- RECORDS SUPPLIED:
* start *

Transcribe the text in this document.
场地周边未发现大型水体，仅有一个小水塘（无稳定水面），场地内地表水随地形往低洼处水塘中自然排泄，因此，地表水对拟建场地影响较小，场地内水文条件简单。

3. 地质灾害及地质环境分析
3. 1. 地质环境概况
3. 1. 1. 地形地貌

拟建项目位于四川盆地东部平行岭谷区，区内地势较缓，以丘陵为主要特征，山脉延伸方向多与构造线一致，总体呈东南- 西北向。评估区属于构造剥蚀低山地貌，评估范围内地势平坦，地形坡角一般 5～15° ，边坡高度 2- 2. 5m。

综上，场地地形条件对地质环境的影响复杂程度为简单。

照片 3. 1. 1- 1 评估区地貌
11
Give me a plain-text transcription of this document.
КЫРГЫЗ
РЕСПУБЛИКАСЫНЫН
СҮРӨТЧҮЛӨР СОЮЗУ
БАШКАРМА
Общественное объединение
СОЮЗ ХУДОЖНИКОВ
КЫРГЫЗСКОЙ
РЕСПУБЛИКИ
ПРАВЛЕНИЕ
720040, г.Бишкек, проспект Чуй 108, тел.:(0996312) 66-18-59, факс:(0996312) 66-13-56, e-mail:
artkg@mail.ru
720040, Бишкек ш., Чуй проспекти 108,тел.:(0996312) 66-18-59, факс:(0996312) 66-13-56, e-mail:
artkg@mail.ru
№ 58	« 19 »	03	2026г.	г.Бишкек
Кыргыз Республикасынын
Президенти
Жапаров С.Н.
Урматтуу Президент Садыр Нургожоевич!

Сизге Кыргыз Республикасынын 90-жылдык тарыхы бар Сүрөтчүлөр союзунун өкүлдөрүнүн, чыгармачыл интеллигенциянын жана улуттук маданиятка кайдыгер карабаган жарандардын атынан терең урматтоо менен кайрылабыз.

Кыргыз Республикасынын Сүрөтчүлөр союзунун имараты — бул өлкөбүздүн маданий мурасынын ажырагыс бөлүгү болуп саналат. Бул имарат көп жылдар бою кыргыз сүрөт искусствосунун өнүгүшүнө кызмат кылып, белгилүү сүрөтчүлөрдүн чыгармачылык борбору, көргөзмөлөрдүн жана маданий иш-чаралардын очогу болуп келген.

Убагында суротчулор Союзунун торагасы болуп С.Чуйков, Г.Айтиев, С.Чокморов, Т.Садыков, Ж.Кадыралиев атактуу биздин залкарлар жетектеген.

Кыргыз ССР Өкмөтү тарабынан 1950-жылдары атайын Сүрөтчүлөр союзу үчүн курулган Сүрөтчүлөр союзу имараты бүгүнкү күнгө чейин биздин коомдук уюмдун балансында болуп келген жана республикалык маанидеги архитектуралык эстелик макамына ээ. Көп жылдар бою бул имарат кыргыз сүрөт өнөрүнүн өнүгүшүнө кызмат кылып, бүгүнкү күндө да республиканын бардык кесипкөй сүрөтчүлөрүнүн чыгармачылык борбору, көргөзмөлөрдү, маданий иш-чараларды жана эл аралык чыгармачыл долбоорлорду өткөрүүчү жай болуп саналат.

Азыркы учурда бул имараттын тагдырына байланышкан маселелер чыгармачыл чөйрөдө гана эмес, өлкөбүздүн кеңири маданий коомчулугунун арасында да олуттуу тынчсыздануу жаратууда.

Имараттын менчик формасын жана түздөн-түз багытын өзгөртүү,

* end *

- GIVEN INSTRUCTION: Repeat the entries shown above, every one, word for word.

- ANSWER BELOW:
Transcribe the text in this document.
场地周边未发现大型水体，仅有一个小水塘（无稳定水面），场地内地表水随地形往低洼处水塘中自然排泄，因此，地表水对拟建场地影响较小，场地内水文条件简单。

3. 地质灾害及地质环境分析
3. 1. 地质环境概况
3. 1. 1. 地形地貌

拟建项目位于四川盆地东部平行岭谷区，区内地势较缓，以丘陵为主要特征，山脉延伸方向多与构造线一致，总体呈东南- 西北向。评估区属于构造剥蚀低山地貌，评估范围内地势平坦，地形坡角一般 5～15° ，边坡高度 2- 2. 5m。

综上，场地地形条件对地质环境的影响复杂程度为简单。

照片 3. 1. 1- 1 评估区地貌
11
Give me a plain-text transcription of this document.
КЫРГЫЗ
РЕСПУБЛИКАСЫНЫН
СҮРӨТЧҮЛӨР СОЮЗУ
БАШКАРМА
Общественное объединение
СОЮЗ ХУДОЖНИКОВ
КЫРГЫЗСКОЙ
РЕСПУБЛИКИ
ПРАВЛЕНИЕ
720040, г.Бишкек, проспект Чуй 108, тел.:(0996312) 66-18-59, факс:(0996312) 66-13-56, e-mail:
artkg@mail.ru
720040, Бишкек ш., Чуй проспекти 108,тел.:(0996312) 66-18-59, факс:(0996312) 66-13-56, e-mail:
artkg@mail.ru
№ 58	« 19 »	03	2026г.	г.Бишкек
Кыргыз Республикасынын
Президенти
Жапаров С.Н.
Урматтуу Президент Садыр Нургожоевич!

Сизге Кыргыз Республикасынын 90-жылдык тарыхы бар Сүрөтчүлөр союзунун өкүлдөрүнүн, чыгармачыл интеллигенциянын жана улуттук маданиятка кайдыгер карабаган жарандардын атынан терең урматтоо менен кайрылабыз.

Кыргыз Республикасынын Сүрөтчүлөр союзунун имараты — бул өлкөбүздүн маданий мурасынын ажырагыс бөлүгү болуп саналат. Бул имарат көп жылдар бою кыргыз сүрөт искусствосунун өнүгүшүнө кызмат кылып, белгилүү сүрөтчүлөрдүн чыгармачылык борбору, көргөзмөлөрдүн жана маданий иш-чаралардын очогу болуп келген.

Убагында суротчулор Союзунун торагасы болуп С.Чуйков, Г.Айтиев, С.Чокморов, Т.Садыков, Ж.Кадыралиев атактуу биздин залкарлар жетектеген.

Кыргыз ССР Өкмөтү тарабынан 1950-жылдары атайын Сүрөтчүлөр союзу үчүн курулган Сүрөтчүлөр союзу имараты бүгүнкү күнгө чейин биздин коомдук уюмдун балансында болуп келген жана республикалык маанидеги архитектуралык эстелик макамына ээ. Көп жылдар бою бул имарат кыргыз сүрөт өнөрүнүн өнүгүшүнө кызмат кылып, бүгүнкү күндө да республиканын бардык кесипкөй сүрөтчүлөрүнүн чыгармачылык борбору, көргөзмөлөрдү, маданий иш-чараларды жана эл аралык чыгармачыл долбоорлорду өткөрүүчү жай болуп саналат.

Азыркы учурда бул имараттын тагдырына байланышкан маселелер чыгармачыл чөйрөдө гана эмес, өлкөбүздүн кеңири маданий коомчулугунун арасында да олуттуу тынчсыздануу жаратууда.

Имараттын менчик формасын жана түздөн-түз багытын өзгөртүү,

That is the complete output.